Stored data entries

BEGIN

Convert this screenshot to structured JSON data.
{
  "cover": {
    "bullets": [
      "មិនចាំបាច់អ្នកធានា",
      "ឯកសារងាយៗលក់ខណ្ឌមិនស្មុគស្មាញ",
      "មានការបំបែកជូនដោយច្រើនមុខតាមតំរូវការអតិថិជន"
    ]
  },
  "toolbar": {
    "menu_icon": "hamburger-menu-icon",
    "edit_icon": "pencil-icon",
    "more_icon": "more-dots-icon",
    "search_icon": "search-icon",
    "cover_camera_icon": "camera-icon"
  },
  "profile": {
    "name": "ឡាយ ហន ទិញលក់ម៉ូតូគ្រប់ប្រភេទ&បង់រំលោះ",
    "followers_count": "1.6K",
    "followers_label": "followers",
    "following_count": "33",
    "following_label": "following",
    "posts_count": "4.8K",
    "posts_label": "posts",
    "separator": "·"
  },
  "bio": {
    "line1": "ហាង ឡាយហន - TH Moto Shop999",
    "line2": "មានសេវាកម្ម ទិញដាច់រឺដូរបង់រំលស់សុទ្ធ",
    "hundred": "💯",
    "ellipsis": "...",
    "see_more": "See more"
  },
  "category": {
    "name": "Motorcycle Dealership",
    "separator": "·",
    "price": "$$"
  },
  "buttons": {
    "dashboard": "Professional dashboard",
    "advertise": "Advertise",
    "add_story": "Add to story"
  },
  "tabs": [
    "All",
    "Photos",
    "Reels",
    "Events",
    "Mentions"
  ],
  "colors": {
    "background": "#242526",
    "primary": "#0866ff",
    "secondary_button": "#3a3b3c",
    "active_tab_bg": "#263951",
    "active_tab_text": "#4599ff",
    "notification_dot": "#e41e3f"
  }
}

END

## Exercise prompt
Copy every line of the material, please, keeping it exactly the same.

## Solution to this problem
Convert this screenshot to structured JSON data.
{
  "cover": {
    "bullets": [
      "មិនចាំបាច់អ្នកធានា",
      "ឯកសារងាយៗលក់ខណ្ឌមិនស្មុគស្មាញ",
      "មានការបំបែកជូនដោយច្រើនមុខតាមតំរូវការអតិថិជន"
    ]
  },
  "toolbar": {
    "menu_icon": "hamburger-menu-icon",
    "edit_icon": "pencil-icon",
    "more_icon": "more-dots-icon",
    "search_icon": "search-icon",
    "cover_camera_icon": "camera-icon"
  },
  "profile": {
    "name": "ឡាយ ហន ទិញលក់ម៉ូតូគ្រប់ប្រភេទ&បង់រំលោះ",
    "followers_count": "1.6K",
    "followers_label": "followers",
    "following_count": "33",
    "following_label": "following",
    "posts_count": "4.8K",
    "posts_label": "posts",
    "separator": "·"
  },
  "bio": {
    "line1": "ហាង ឡាយហន - TH Moto Shop999",
    "line2": "មានសេវាកម្ម ទិញដាច់រឺដូរបង់រំលស់សុទ្ធ",
    "hundred": "💯",
    "ellipsis": "...",
    "see_more": "See more"
  },
  "category": {
    "name": "Motorcycle Dealership",
    "separator": "·",
    "price": "$$"
  },
  "buttons": {
    "dashboard": "Professional dashboard",
    "advertise": "Advertise",
    "add_story": "Add to story"
  },
  "tabs": [
    "All",
    "Photos",
    "Reels",
    "Events",
    "Mentions"
  ],
  "colors": {
    "background": "#242526",
    "primary": "#0866ff",
    "secondary_button": "#3a3b3c",
    "active_tab_bg": "#263951",
    "active_tab_text": "#4599ff",
    "notification_dot": "#e41e3f"
  }
}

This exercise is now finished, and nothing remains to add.